>> Begin

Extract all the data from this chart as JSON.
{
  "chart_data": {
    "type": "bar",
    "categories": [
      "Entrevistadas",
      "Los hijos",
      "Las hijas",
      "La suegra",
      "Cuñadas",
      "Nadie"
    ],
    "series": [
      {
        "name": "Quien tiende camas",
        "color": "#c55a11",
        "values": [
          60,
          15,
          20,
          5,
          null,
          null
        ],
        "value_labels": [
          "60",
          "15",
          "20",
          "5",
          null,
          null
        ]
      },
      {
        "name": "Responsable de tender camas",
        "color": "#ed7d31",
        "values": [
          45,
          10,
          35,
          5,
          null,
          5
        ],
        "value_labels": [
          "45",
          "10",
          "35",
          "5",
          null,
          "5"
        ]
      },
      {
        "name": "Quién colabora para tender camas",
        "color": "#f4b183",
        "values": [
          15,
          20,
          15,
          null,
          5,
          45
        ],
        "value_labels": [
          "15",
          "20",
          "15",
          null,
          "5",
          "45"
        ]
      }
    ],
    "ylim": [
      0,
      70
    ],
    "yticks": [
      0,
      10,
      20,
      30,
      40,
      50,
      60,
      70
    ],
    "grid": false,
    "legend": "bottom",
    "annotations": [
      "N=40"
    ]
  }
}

>> End

Retype the listing exactly, in full.

• Answer:
Extract all the data from this chart as JSON.
{
  "chart_data": {
    "type": "bar",
    "categories": [
      "Entrevistadas",
      "Los hijos",
      "Las hijas",
      "La suegra",
      "Cuñadas",
      "Nadie"
    ],
    "series": [
      {
        "name": "Quien tiende camas",
        "color": "#c55a11",
        "values": [
          60,
          15,
          20,
          5,
          null,
          null
        ],
        "value_labels": [
          "60",
          "15",
          "20",
          "5",
          null,
          null
        ]
      },
      {
        "name": "Responsable de tender camas",
        "color": "#ed7d31",
        "values": [
          45,
          10,
          35,
          5,
          null,
          5
        ],
        "value_labels": [
          "45",
          "10",
          "35",
          "5",
          null,
          "5"
        ]
      },
      {
        "name": "Quién colabora para tender camas",
        "color": "#f4b183",
        "values": [
          15,
          20,
          15,
          null,
          5,
          45
        ],
        "value_labels": [
          "15",
          "20",
          "15",
          null,
          "5",
          "45"
        ]
      }
    ],
    "ylim": [
      0,
      70
    ],
    "yticks": [
      0,
      10,
      20,
      30,
      40,
      50,
      60,
      70
    ],
    "grid": false,
    "legend": "bottom",
    "annotations": [
      "N=40"
    ]
  }
}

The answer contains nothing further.